(SUPPLIED RECORDS):
......
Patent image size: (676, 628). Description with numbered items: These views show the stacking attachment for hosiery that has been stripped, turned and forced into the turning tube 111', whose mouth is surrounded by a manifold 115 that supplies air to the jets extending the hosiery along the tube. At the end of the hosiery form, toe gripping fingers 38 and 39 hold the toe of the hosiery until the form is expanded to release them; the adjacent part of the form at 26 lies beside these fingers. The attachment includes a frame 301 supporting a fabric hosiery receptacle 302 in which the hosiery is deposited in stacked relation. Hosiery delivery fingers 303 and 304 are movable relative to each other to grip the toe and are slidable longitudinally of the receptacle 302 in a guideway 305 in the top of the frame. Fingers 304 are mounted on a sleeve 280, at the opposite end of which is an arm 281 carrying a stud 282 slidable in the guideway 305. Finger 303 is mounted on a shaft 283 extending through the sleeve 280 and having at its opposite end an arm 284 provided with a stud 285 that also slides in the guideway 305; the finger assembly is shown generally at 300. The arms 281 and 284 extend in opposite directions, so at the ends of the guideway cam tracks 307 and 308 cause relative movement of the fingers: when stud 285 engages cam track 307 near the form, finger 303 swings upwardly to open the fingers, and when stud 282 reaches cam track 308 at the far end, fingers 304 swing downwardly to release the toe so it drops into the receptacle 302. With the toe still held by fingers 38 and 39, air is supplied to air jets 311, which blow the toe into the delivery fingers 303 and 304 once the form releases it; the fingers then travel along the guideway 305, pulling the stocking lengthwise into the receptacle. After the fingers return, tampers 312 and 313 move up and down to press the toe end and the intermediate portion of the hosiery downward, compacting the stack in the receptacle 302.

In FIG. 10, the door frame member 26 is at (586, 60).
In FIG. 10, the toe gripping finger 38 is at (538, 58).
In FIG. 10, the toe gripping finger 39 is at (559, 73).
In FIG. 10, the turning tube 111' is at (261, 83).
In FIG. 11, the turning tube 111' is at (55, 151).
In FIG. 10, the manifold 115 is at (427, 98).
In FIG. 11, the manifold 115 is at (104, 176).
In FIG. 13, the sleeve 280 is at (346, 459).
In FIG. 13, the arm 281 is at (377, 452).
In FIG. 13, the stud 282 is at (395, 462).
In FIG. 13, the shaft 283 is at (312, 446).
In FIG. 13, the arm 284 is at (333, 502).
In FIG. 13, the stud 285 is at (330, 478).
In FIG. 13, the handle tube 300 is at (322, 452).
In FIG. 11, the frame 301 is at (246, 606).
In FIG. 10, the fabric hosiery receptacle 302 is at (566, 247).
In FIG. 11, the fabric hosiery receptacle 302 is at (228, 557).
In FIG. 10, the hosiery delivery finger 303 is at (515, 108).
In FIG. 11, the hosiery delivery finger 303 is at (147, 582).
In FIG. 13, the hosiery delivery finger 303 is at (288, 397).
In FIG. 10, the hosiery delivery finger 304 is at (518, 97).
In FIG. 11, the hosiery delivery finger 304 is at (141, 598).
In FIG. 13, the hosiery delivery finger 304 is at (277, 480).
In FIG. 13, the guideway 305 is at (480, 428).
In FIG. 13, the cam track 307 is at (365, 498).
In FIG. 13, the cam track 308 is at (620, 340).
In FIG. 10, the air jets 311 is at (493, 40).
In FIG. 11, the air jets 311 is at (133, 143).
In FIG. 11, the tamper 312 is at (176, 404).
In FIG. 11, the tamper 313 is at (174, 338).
......
(WHAT TO PRODUCE): Rewrite the records above as a two-column CSV with the header row description,locations. Give one row per record: the description text in the description column and its answer in the locations column, with each value in a single quoted field and line breaks replaced by spaces.

(COMPLETE ANSWER):
description,locations
"Patent image size: (676, 628). Description with numbered items: These views show the stacking attachment for hosiery that has been stripped, turned and forced into the turning tube 111', whose mouth is surrounded by a manifold 115 that supplies air to the jets extending the hosiery along the tube. At the end of the hosiery form, toe gripping fingers 38 and 39 hold the toe of the hosiery until the form is expanded to release them; the adjacent part of the form at 26 lies beside these fingers. The attachment includes a frame 301 supporting a fabric hosiery receptacle 302 in which the hosiery is deposited in stacked relation. Hosiery delivery fingers 303 and 304 are movable relative to each other to grip the toe and are slidable longitudinally of the receptacle 302 in a guideway 305 in the top of the frame. Fingers 304 are mounted on a sleeve 280, at the opposite end of which is an arm 281 carrying a stud 282 slidable in the guideway 305. Finger 303 is mounted on a shaft 283 extending through the sleeve 280 and having at its opposite end an arm 284 provided with a stud 285 that also slides in the guideway 305; the finger assembly is shown generally at 300. The arms 281 and 284 extend in opposite directions, so at the ends of the guideway cam tracks 307 and 308 cause relative movement of the fingers: when stud 285 engages cam track 307 near the form, finger 303 swings upwardly to open the fingers, and when stud 282 reaches cam track 308 at the far end, fingers 304 swing downwardly to release the toe so it drops into the receptacle 302. With the toe still held by fingers 38 and 39, air is supplied to air jets 311, which blow the toe into the delivery fingers 303 and 304 once the form releases it; the fingers then travel along the guideway 305, pulling the stocking lengthwise into the receptacle. After the fingers return, tampers 312 and 313 move up and down to press the toe end and the intermediate portion of the hosiery downward, compacting the stack in the receptacle 302.","In FIG. 10, the door frame member 26 is at (586, 60). In FIG. 10, the toe gripping finger 38 is at (538, 58). In FIG. 10, the toe gripping finger 39 is at (559, 73). In FIG. 10, the turning tube 111' is at (261, 83). In FIG. 11, the turning tube 111' is at (55, 151). In FIG. 10, the manifold 115 is at (427, 98). In FIG. 11, the manifold 115 is at (104, 176). In FIG. 13, the sleeve 280 is at (346, 459). In FIG. 13, the arm 281 is at (377, 452). In FIG. 13, the stud 282 is at (395, 462). In FIG. 13, the shaft 283 is at (312, 446). In FIG. 13, the arm 284 is at (333, 502). In FIG. 13, the stud 285 is at (330, 478). In FIG. 13, the handle tube 300 is at (322, 452). In FIG. 11, the frame 301 is at (246, 606). In FIG. 10, the fabric hosiery receptacle 302 is at (566, 247). In FIG. 11, the fabric hosiery receptacle 302 is at (228, 557). In FIG. 10, the hosiery delivery finger 303 is at (515, 108). In FIG. 11, the hosiery delivery finger 303 is at (147, 582). In FIG. 13, the hosiery delivery finger 303 is at (288, 397). In FIG. 10, the hosiery delivery finger 304 is at (518, 97). In FIG. 11, the hosiery delivery finger 304 is at (141, 598). In FIG. 13, the hosiery delivery finger 304 is at (277, 480). In FIG. 13, the guideway 305 is at (480, 428). In FIG. 13, the cam track 307 is at (365, 498). In FIG. 13, the cam track 308 is at (620, 340). In FIG. 10, the air jets 311 is at (493, 40). In FIG. 11, the air jets 311 is at (133, 143). In FIG. 11, the tamper 312 is at (176, 404). In FIG. 11, the tamper 313 is at (174, 338)."